(Stored records)
* BEGIN *

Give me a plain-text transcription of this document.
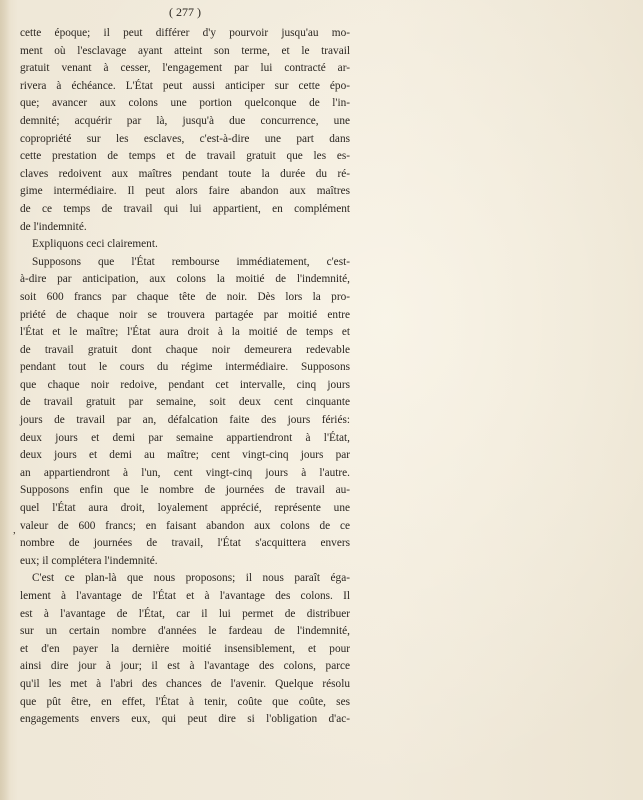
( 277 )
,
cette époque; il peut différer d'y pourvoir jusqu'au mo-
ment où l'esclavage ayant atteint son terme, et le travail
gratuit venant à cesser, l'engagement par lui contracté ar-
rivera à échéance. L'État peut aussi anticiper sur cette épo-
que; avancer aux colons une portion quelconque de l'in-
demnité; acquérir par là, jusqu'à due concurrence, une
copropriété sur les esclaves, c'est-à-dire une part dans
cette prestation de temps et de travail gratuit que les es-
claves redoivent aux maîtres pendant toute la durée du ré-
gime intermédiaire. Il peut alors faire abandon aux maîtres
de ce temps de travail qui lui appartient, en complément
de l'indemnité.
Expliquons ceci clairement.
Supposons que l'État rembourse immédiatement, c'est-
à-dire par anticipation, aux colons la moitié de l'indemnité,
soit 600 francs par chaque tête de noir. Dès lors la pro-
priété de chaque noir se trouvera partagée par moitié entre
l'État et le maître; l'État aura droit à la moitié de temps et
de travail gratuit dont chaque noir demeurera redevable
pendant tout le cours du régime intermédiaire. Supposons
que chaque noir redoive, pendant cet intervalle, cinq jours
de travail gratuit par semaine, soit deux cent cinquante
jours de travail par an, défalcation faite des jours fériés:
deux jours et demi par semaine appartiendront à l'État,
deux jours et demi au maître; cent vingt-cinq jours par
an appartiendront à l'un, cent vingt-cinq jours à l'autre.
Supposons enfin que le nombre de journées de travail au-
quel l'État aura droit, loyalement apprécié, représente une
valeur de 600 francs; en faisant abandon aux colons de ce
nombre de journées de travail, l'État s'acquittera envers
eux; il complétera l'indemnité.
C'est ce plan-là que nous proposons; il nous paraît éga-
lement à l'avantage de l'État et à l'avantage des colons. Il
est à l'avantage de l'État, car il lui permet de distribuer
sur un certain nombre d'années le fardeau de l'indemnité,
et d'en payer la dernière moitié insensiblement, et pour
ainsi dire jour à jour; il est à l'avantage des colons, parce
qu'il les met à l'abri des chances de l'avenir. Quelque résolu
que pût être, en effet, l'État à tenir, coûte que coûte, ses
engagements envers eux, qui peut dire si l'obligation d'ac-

* END *

[What this task involves]:
Copy every line of the listing that contains the word "aura".

[Problem solution]:
l'État et le maître; l'État aura droit à la moitié de temps et
quel l'État aura droit, loyalement apprécié, représente une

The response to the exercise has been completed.